▶ _Brief_
In the records, from the line with "Patent image size: (804, 610)." up to and including the line with "The locating hole 6 is at (378, 133).", rename "positioning unit" to "alignment unit" and give only those lines again with nothing else changed.
***** Items *****
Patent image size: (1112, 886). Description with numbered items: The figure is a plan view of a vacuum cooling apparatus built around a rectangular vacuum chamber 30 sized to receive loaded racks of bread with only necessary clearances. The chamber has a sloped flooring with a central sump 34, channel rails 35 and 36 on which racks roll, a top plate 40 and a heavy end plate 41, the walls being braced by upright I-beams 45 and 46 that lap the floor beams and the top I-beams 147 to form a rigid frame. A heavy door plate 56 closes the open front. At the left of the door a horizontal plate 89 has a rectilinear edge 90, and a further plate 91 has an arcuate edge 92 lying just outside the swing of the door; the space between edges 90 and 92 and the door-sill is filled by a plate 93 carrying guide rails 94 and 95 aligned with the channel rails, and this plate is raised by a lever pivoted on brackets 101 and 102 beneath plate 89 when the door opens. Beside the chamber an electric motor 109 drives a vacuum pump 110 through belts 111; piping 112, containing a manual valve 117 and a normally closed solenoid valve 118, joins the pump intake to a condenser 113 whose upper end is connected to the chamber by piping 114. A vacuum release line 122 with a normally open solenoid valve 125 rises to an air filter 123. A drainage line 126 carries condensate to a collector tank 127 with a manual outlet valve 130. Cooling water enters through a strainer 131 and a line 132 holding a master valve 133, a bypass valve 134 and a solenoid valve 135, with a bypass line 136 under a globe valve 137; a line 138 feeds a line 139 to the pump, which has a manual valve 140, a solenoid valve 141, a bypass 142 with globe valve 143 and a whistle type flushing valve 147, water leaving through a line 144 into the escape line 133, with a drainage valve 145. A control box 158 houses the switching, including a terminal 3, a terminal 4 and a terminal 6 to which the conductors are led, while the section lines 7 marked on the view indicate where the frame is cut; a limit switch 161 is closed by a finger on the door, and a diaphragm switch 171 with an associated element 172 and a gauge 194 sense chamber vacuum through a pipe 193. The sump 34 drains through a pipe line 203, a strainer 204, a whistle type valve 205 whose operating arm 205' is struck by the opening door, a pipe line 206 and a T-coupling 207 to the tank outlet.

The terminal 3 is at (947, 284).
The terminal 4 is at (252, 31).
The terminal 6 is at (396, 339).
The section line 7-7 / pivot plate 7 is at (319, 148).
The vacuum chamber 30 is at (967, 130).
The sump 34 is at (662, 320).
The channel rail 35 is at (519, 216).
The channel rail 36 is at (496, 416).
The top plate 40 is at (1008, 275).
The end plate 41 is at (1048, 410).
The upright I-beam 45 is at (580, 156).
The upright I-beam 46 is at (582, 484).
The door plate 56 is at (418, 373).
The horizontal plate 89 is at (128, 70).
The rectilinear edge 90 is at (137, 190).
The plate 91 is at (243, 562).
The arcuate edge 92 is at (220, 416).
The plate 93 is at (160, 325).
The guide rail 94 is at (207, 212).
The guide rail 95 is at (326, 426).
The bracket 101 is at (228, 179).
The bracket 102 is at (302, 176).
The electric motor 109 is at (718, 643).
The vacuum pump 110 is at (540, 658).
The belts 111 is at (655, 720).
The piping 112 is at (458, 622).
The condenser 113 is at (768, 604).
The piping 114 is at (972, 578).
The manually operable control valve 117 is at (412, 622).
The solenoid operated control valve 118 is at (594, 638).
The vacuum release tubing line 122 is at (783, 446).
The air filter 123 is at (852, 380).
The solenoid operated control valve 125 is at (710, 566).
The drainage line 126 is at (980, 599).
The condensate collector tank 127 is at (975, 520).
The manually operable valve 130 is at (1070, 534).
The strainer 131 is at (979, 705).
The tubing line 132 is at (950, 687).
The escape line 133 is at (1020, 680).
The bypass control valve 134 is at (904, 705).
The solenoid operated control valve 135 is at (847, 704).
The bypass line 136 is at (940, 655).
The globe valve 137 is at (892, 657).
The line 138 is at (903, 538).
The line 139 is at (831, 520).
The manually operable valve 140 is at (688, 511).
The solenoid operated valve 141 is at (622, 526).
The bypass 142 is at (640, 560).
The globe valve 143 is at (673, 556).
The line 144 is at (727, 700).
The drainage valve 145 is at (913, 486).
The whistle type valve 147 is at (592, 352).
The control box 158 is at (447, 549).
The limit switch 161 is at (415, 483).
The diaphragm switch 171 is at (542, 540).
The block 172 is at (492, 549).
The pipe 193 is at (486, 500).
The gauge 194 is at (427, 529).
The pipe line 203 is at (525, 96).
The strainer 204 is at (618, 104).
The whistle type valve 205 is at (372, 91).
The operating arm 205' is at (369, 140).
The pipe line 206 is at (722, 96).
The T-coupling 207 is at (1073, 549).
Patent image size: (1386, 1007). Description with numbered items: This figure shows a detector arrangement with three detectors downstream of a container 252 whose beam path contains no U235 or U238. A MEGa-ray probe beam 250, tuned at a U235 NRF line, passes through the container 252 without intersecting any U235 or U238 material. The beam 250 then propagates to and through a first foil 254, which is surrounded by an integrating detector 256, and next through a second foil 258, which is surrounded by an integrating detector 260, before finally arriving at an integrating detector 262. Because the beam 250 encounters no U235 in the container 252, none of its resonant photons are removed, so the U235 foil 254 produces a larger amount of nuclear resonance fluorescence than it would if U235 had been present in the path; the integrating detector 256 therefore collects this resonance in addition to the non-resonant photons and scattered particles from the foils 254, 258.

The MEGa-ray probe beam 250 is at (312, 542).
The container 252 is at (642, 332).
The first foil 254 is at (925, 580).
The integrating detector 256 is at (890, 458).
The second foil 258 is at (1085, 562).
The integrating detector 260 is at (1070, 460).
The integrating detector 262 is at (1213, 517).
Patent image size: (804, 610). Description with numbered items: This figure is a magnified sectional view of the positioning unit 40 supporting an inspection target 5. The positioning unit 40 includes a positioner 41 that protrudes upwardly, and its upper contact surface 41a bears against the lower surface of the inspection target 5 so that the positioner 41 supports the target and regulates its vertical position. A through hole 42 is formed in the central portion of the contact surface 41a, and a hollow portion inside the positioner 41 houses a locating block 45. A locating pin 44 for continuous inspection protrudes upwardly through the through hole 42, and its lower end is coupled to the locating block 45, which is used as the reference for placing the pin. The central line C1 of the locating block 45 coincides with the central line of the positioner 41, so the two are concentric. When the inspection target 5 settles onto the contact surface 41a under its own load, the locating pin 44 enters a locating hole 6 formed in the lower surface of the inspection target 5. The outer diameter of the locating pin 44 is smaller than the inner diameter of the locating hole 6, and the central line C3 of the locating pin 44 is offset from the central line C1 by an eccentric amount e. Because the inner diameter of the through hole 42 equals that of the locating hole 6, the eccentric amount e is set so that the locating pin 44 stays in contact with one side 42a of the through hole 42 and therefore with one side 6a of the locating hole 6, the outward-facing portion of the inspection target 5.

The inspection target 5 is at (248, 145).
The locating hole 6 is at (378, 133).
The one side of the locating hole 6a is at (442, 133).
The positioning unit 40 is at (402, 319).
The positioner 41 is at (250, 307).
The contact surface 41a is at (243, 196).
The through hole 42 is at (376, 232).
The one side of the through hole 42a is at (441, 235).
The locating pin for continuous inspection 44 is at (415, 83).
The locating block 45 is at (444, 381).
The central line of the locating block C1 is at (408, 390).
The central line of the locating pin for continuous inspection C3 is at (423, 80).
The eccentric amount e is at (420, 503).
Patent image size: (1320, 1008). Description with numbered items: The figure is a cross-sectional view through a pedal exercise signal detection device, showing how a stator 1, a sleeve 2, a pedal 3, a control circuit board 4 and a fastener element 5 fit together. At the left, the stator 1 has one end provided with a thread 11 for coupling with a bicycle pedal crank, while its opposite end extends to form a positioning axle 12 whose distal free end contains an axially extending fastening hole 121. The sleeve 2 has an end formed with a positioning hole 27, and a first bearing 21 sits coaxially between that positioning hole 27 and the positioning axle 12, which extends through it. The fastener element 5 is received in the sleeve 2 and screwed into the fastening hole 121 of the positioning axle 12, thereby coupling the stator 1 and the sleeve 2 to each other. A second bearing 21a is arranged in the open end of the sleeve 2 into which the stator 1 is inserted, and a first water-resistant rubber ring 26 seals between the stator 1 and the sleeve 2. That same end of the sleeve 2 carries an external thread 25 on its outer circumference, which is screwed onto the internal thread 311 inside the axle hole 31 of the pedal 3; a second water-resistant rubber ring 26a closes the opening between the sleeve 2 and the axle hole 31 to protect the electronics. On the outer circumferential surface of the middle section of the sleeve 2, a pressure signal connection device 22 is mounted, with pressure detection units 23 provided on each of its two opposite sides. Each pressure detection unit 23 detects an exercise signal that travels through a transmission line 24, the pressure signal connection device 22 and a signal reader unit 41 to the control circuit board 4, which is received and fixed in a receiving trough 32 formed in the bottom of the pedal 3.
*****
▶ _Result of the task_
Patent image size: (804, 610). Description with numbered items: This figure is a magnified sectional view of the alignment unit 40 supporting an inspection target 5. The alignment unit 40 includes a positioner 41 that protrudes upwardly, and its upper contact surface 41a bears against the lower surface of the inspection target 5 so that the positioner 41 supports the target and regulates its vertical position. A through hole 42 is formed in the central portion of the contact surface 41a, and a hollow portion inside the positioner 41 houses a locating block 45. A locating pin 44 for continuous inspection protrudes upwardly through the through hole 42, and its lower end is coupled to the locating block 45, which is used as the reference for placing the pin. The central line C1 of the locating block 45 coincides with the central line of the positioner 41, so the two are concentric. When the inspection target 5 settles onto the contact surface 41a under its own load, the locating pin 44 enters a locating hole 6 formed in the lower surface of the inspection target 5. The outer diameter of the locating pin 44 is smaller than the inner diameter of the locating hole 6, and the central line C3 of the locating pin 44 is offset from the central line C1 by an eccentric amount e. Because the inner diameter of the through hole 42 equals that of the locating hole 6, the eccentric amount e is set so that the locating pin 44 stays in contact with one side 42a of the through hole 42 and therefore with one side 6a of the locating hole 6, the outward-facing portion of the inspection target 5.

The inspection target 5 is at (248, 145).
The locating hole 6 is at (378, 133).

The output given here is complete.